Goal
Reproduce the listing exactly, with no pictures in your copy.

Given data
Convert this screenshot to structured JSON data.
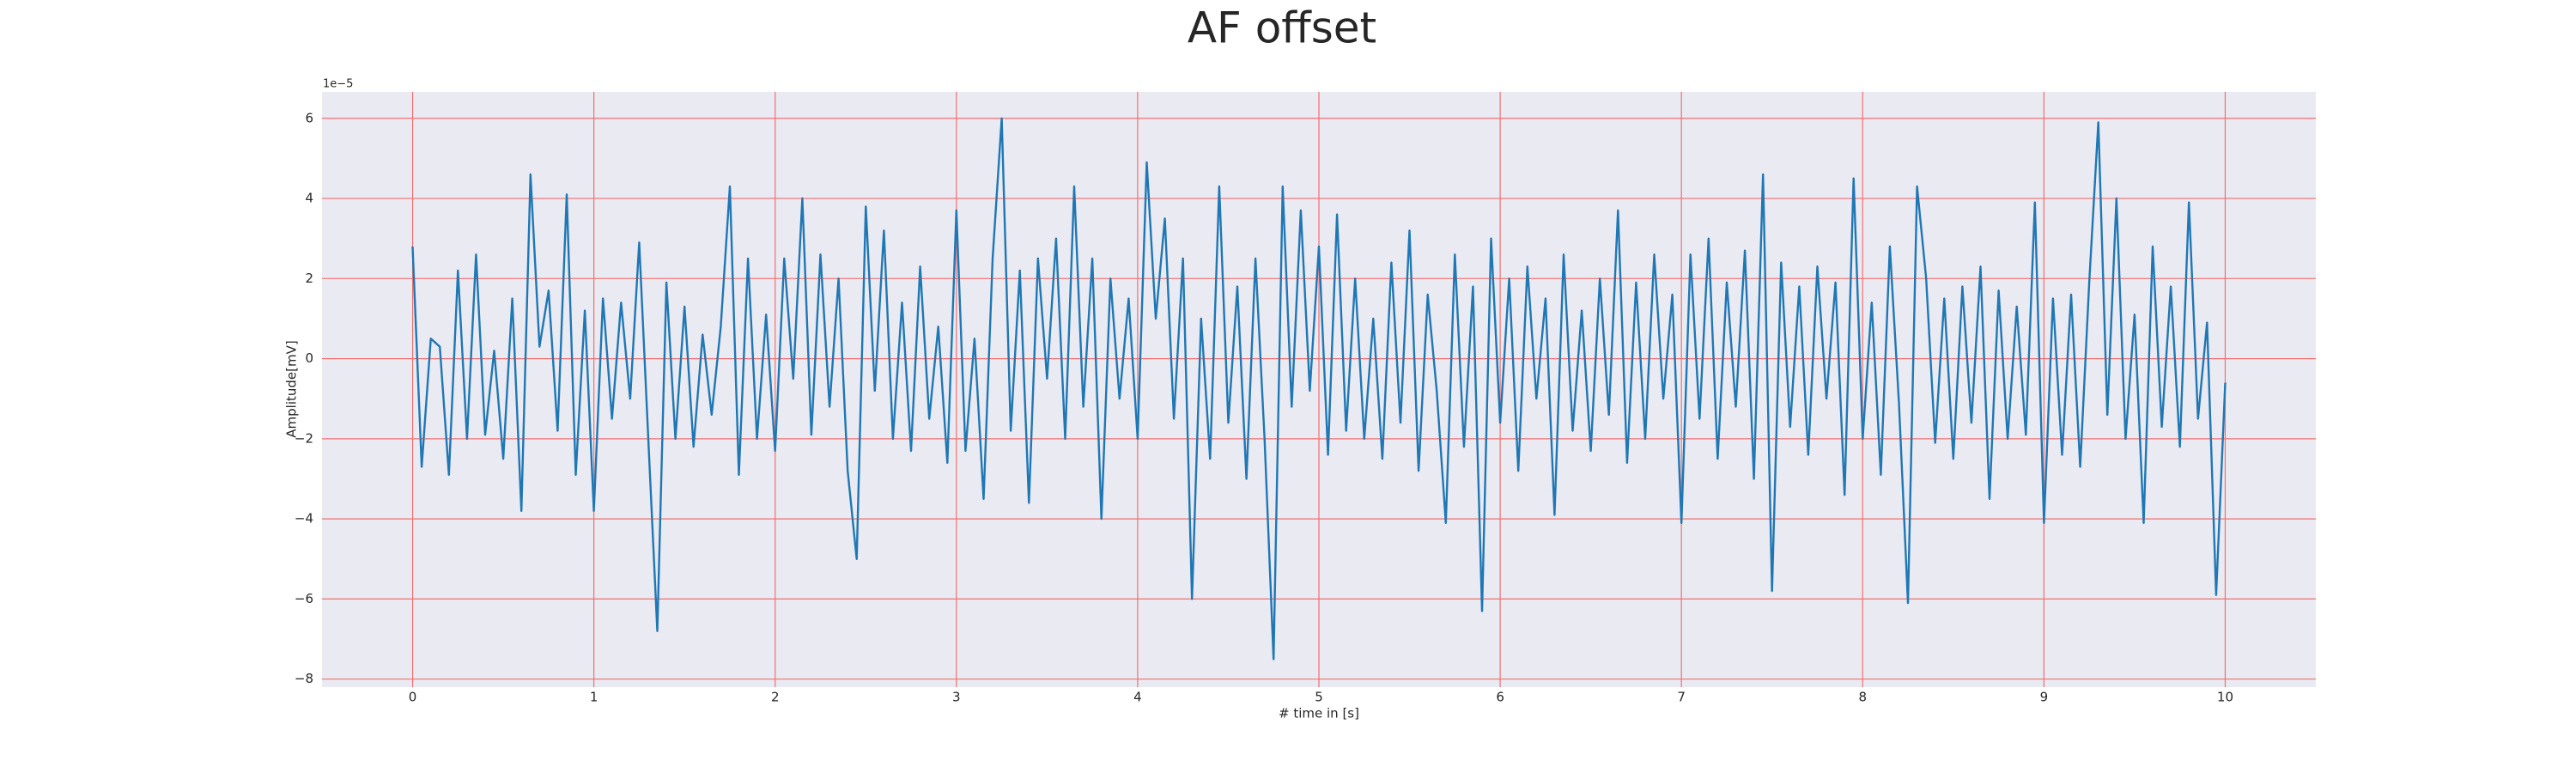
{
  "chart_data": {
    "type": "line",
    "title": "AF offset",
    "xlabel": "# time in [s]",
    "ylabel": "Amplitude[mV]",
    "y_offset_label": "1e−5",
    "x": [
      0,
      0.05,
      0.1,
      0.15,
      0.2,
      0.25,
      0.3,
      0.35,
      0.4,
      0.45,
      0.5,
      0.55,
      0.6,
      0.65,
      0.7,
      0.75,
      0.8,
      0.85,
      0.9,
      0.95,
      1,
      1.05,
      1.1,
      1.15,
      1.2,
      1.25,
      1.3,
      1.35,
      1.4,
      1.45,
      1.5,
      1.55,
      1.6,
      1.65,
      1.7,
      1.75,
      1.8,
      1.85,
      1.9,
      1.95,
      2,
      2.05,
      2.1,
      2.15,
      2.2,
      2.25,
      2.3,
      2.35,
      2.4,
      2.45,
      2.5,
      2.55,
      2.6,
      2.65,
      2.7,
      2.75,
      2.8,
      2.85,
      2.9,
      2.95,
      3,
      3.05,
      3.1,
      3.15,
      3.2,
      3.25,
      3.3,
      3.35,
      3.4,
      3.45,
      3.5,
      3.55,
      3.6,
      3.65,
      3.7,
      3.75,
      3.8,
      3.85,
      3.9,
      3.95,
      4,
      4.05,
      4.1,
      4.15,
      4.2,
      4.25,
      4.3,
      4.35,
      4.4,
      4.45,
      4.5,
      4.55,
      4.6,
      4.65,
      4.7,
      4.75,
      4.8,
      4.85,
      4.9,
      4.95,
      5,
      5.05,
      5.1,
      5.15,
      5.2,
      5.25,
      5.3,
      5.35,
      5.4,
      5.45,
      5.5,
      5.55,
      5.6,
      5.65,
      5.7,
      5.75,
      5.8,
      5.85,
      5.9,
      5.95,
      6,
      6.05,
      6.1,
      6.15,
      6.2,
      6.25,
      6.3,
      6.35,
      6.4,
      6.45,
      6.5,
      6.55,
      6.6,
      6.65,
      6.7,
      6.75,
      6.8,
      6.85,
      6.9,
      6.95,
      7,
      7.05,
      7.1,
      7.15,
      7.2,
      7.25,
      7.3,
      7.35,
      7.4,
      7.45,
      7.5,
      7.55,
      7.6,
      7.65,
      7.7,
      7.75,
      7.8,
      7.85,
      7.9,
      7.95,
      8,
      8.05,
      8.1,
      8.15,
      8.2,
      8.25,
      8.3,
      8.35,
      8.4,
      8.45,
      8.5,
      8.55,
      8.6,
      8.65,
      8.7,
      8.75,
      8.8,
      8.85,
      8.9,
      8.95,
      9,
      9.05,
      9.1,
      9.15,
      9.2,
      9.25,
      9.3,
      9.35,
      9.4,
      9.45,
      9.5,
      9.55,
      9.6,
      9.65,
      9.7,
      9.75,
      9.8,
      9.85,
      9.9,
      9.95,
      10
    ],
    "series": [
      {
        "name": "AF offset",
        "color": "#1f77b4",
        "values": [
          2.8,
          -2.7,
          0.5,
          0.3,
          -2.9,
          2.2,
          -2.0,
          2.6,
          -1.9,
          0.2,
          -2.5,
          1.5,
          -3.8,
          4.6,
          0.3,
          1.7,
          -1.8,
          4.1,
          -2.9,
          1.2,
          -3.8,
          1.5,
          -1.5,
          1.4,
          -1.0,
          2.9,
          -2.0,
          -6.8,
          1.9,
          -2.0,
          1.3,
          -2.2,
          0.6,
          -1.4,
          0.8,
          4.3,
          -2.9,
          2.5,
          -2.0,
          1.1,
          -2.3,
          2.5,
          -0.5,
          4.0,
          -1.9,
          2.6,
          -1.2,
          2.0,
          -2.8,
          -5.0,
          3.8,
          -0.8,
          3.2,
          -2.0,
          1.4,
          -2.3,
          2.3,
          -1.5,
          0.8,
          -2.6,
          3.7,
          -2.3,
          0.5,
          -3.5,
          2.5,
          6.0,
          -1.8,
          2.2,
          -3.6,
          2.5,
          -0.5,
          3.0,
          -2.0,
          4.3,
          -1.2,
          2.5,
          -4.0,
          2.0,
          -1.0,
          1.5,
          -2.0,
          4.9,
          1.0,
          3.5,
          -1.5,
          2.5,
          -6.0,
          1.0,
          -2.5,
          4.3,
          -1.6,
          1.8,
          -3.0,
          2.5,
          -2.0,
          -7.5,
          4.3,
          -1.2,
          3.7,
          -0.8,
          2.8,
          -2.4,
          3.6,
          -1.8,
          2.0,
          -2.0,
          1.0,
          -2.5,
          2.4,
          -1.6,
          3.2,
          -2.8,
          1.6,
          -0.8,
          -4.1,
          2.6,
          -2.2,
          1.8,
          -6.3,
          3.0,
          -1.6,
          2.0,
          -2.8,
          2.3,
          -1.0,
          1.5,
          -3.9,
          2.6,
          -1.8,
          1.2,
          -2.3,
          2.0,
          -1.4,
          3.7,
          -2.6,
          1.9,
          -2.0,
          2.6,
          -1.0,
          1.6,
          -4.1,
          2.6,
          -1.5,
          3.0,
          -2.5,
          1.9,
          -1.2,
          2.7,
          -3.0,
          4.6,
          -5.8,
          2.4,
          -1.7,
          1.8,
          -2.4,
          2.3,
          -1.0,
          1.9,
          -3.4,
          4.5,
          -2.0,
          1.4,
          -2.9,
          2.8,
          -1.1,
          -6.1,
          4.3,
          2.0,
          -2.1,
          1.5,
          -2.5,
          1.8,
          -1.6,
          2.3,
          -3.5,
          1.7,
          -2.0,
          1.3,
          -1.9,
          3.9,
          -4.1,
          1.5,
          -2.4,
          1.6,
          -2.7,
          1.9,
          5.9,
          -1.4,
          4.0,
          -2.0,
          1.1,
          -4.1,
          2.8,
          -1.7,
          1.8,
          -2.2,
          3.9,
          -1.5,
          0.9,
          -5.9,
          -0.6
        ]
      }
    ],
    "xlim": [
      -0.5,
      10.5
    ],
    "xticks": [
      0,
      1,
      2,
      3,
      4,
      5,
      6,
      7,
      8,
      9,
      10
    ],
    "ylim": [
      -8.2,
      6.66
    ],
    "yticks": [
      {
        "value": -8,
        "label": "−8"
      },
      {
        "value": -6,
        "label": "−6"
      },
      {
        "value": -4,
        "label": "−4"
      },
      {
        "value": -2,
        "label": "−2"
      },
      0,
      2,
      4,
      6
    ],
    "grid": true,
    "grid_color": "#f07070",
    "background": "#eaeaf2"
  }
}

Written reply
Convert this screenshot to structured JSON data.
{
  "chart_data": {
    "type": "line",
    "title": "AF offset",
    "xlabel": "# time in [s]",
    "ylabel": "Amplitude[mV]",
    "y_offset_label": "1e−5",
    "x": [
      0,
      0.05,
      0.1,
      0.15,
      0.2,
      0.25,
      0.3,
      0.35,
      0.4,
      0.45,
      0.5,
      0.55,
      0.6,
      0.65,
      0.7,
      0.75,
      0.8,
      0.85,
      0.9,
      0.95,
      1,
      1.05,
      1.1,
      1.15,
      1.2,
      1.25,
      1.3,
      1.35,
      1.4,
      1.45,
      1.5,
      1.55,
      1.6,
      1.65,
      1.7,
      1.75,
      1.8,
      1.85,
      1.9,
      1.95,
      2,
      2.05,
      2.1,
      2.15,
      2.2,
      2.25,
      2.3,
      2.35,
      2.4,
      2.45,
      2.5,
      2.55,
      2.6,
      2.65,
      2.7,
      2.75,
      2.8,
      2.85,
      2.9,
      2.95,
      3,
      3.05,
      3.1,
      3.15,
      3.2,
      3.25,
      3.3,
      3.35,
      3.4,
      3.45,
      3.5,
      3.55,
      3.6,
      3.65,
      3.7,
      3.75,
      3.8,
      3.85,
      3.9,
      3.95,
      4,
      4.05,
      4.1,
      4.15,
      4.2,
      4.25,
      4.3,
      4.35,
      4.4,
      4.45,
      4.5,
      4.55,
      4.6,
      4.65,
      4.7,
      4.75,
      4.8,
      4.85,
      4.9,
      4.95,
      5,
      5.05,
      5.1,
      5.15,
      5.2,
      5.25,
      5.3,
      5.35,
      5.4,
      5.45,
      5.5,
      5.55,
      5.6,
      5.65,
      5.7,
      5.75,
      5.8,
      5.85,
      5.9,
      5.95,
      6,
      6.05,
      6.1,
      6.15,
      6.2,
      6.25,
      6.3,
      6.35,
      6.4,
      6.45,
      6.5,
      6.55,
      6.6,
      6.65,
      6.7,
      6.75,
      6.8,
      6.85,
      6.9,
      6.95,
      7,
      7.05,
      7.1,
      7.15,
      7.2,
      7.25,
      7.3,
      7.35,
      7.4,
      7.45,
      7.5,
      7.55,
      7.6,
      7.65,
      7.7,
      7.75,
      7.8,
      7.85,
      7.9,
      7.95,
      8,
      8.05,
      8.1,
      8.15,
      8.2,
      8.25,
      8.3,
      8.35,
      8.4,
      8.45,
      8.5,
      8.55,
      8.6,
      8.65,
      8.7,
      8.75,
      8.8,
      8.85,
      8.9,
      8.95,
      9,
      9.05,
      9.1,
      9.15,
      9.2,
      9.25,
      9.3,
      9.35,
      9.4,
      9.45,
      9.5,
      9.55,
      9.6,
      9.65,
      9.7,
      9.75,
      9.8,
      9.85,
      9.9,
      9.95,
      10
    ],
    "series": [
      {
        "name": "AF offset",
        "color": "#1f77b4",
        "values": [
          2.8,
          -2.7,
          0.5,
          0.3,
          -2.9,
          2.2,
          -2.0,
          2.6,
          -1.9,
          0.2,
          -2.5,
          1.5,
          -3.8,
          4.6,
          0.3,
          1.7,
          -1.8,
          4.1,
          -2.9,
          1.2,
          -3.8,
          1.5,
          -1.5,
          1.4,
          -1.0,
          2.9,
          -2.0,
          -6.8,
          1.9,
          -2.0,
          1.3,
          -2.2,
          0.6,
          -1.4,
          0.8,
          4.3,
          -2.9,
          2.5,
          -2.0,
          1.1,
          -2.3,
          2.5,
          -0.5,
          4.0,
          -1.9,
          2.6,
          -1.2,
          2.0,
          -2.8,
          -5.0,
          3.8,
          -0.8,
          3.2,
          -2.0,
          1.4,
          -2.3,
          2.3,
          -1.5,
          0.8,
          -2.6,
          3.7,
          -2.3,
          0.5,
          -3.5,
          2.5,
          6.0,
          -1.8,
          2.2,
          -3.6,
          2.5,
          -0.5,
          3.0,
          -2.0,
          4.3,
          -1.2,
          2.5,
          -4.0,
          2.0,
          -1.0,
          1.5,
          -2.0,
          4.9,
          1.0,
          3.5,
          -1.5,
          2.5,
          -6.0,
          1.0,
          -2.5,
          4.3,
          -1.6,
          1.8,
          -3.0,
          2.5,
          -2.0,
          -7.5,
          4.3,
          -1.2,
          3.7,
          -0.8,
          2.8,
          -2.4,
          3.6,
          -1.8,
          2.0,
          -2.0,
          1.0,
          -2.5,
          2.4,
          -1.6,
          3.2,
          -2.8,
          1.6,
          -0.8,
          -4.1,
          2.6,
          -2.2,
          1.8,
          -6.3,
          3.0,
          -1.6,
          2.0,
          -2.8,
          2.3,
          -1.0,
          1.5,
          -3.9,
          2.6,
          -1.8,
          1.2,
          -2.3,
          2.0,
          -1.4,
          3.7,
          -2.6,
          1.9,
          -2.0,
          2.6,
          -1.0,
          1.6,
          -4.1,
          2.6,
          -1.5,
          3.0,
          -2.5,
          1.9,
          -1.2,
          2.7,
          -3.0,
          4.6,
          -5.8,
          2.4,
          -1.7,
          1.8,
          -2.4,
          2.3,
          -1.0,
          1.9,
          -3.4,
          4.5,
          -2.0,
          1.4,
          -2.9,
          2.8,
          -1.1,
          -6.1,
          4.3,
          2.0,
          -2.1,
          1.5,
          -2.5,
          1.8,
          -1.6,
          2.3,
          -3.5,
          1.7,
          -2.0,
          1.3,
          -1.9,
          3.9,
          -4.1,
          1.5,
          -2.4,
          1.6,
          -2.7,
          1.9,
          5.9,
          -1.4,
          4.0,
          -2.0,
          1.1,
          -4.1,
          2.8,
          -1.7,
          1.8,
          -2.2,
          3.9,
          -1.5,
          0.9,
          -5.9,
          -0.6
        ]
      }
    ],
    "xlim": [
      -0.5,
      10.5
    ],
    "xticks": [
      0,
      1,
      2,
      3,
      4,
      5,
      6,
      7,
      8,
      9,
      10
    ],
    "ylim": [
      -8.2,
      6.66
    ],
    "yticks": [
      {
        "value": -8,
        "label": "−8"
      },
      {
        "value": -6,
        "label": "−6"
      },
      {
        "value": -4,
        "label": "−4"
      },
      {
        "value": -2,
        "label": "−2"
      },
      0,
      2,
      4,
      6
    ],
    "grid": true,
    "grid_color": "#f07070",
    "background": "#eaeaf2"
  }
}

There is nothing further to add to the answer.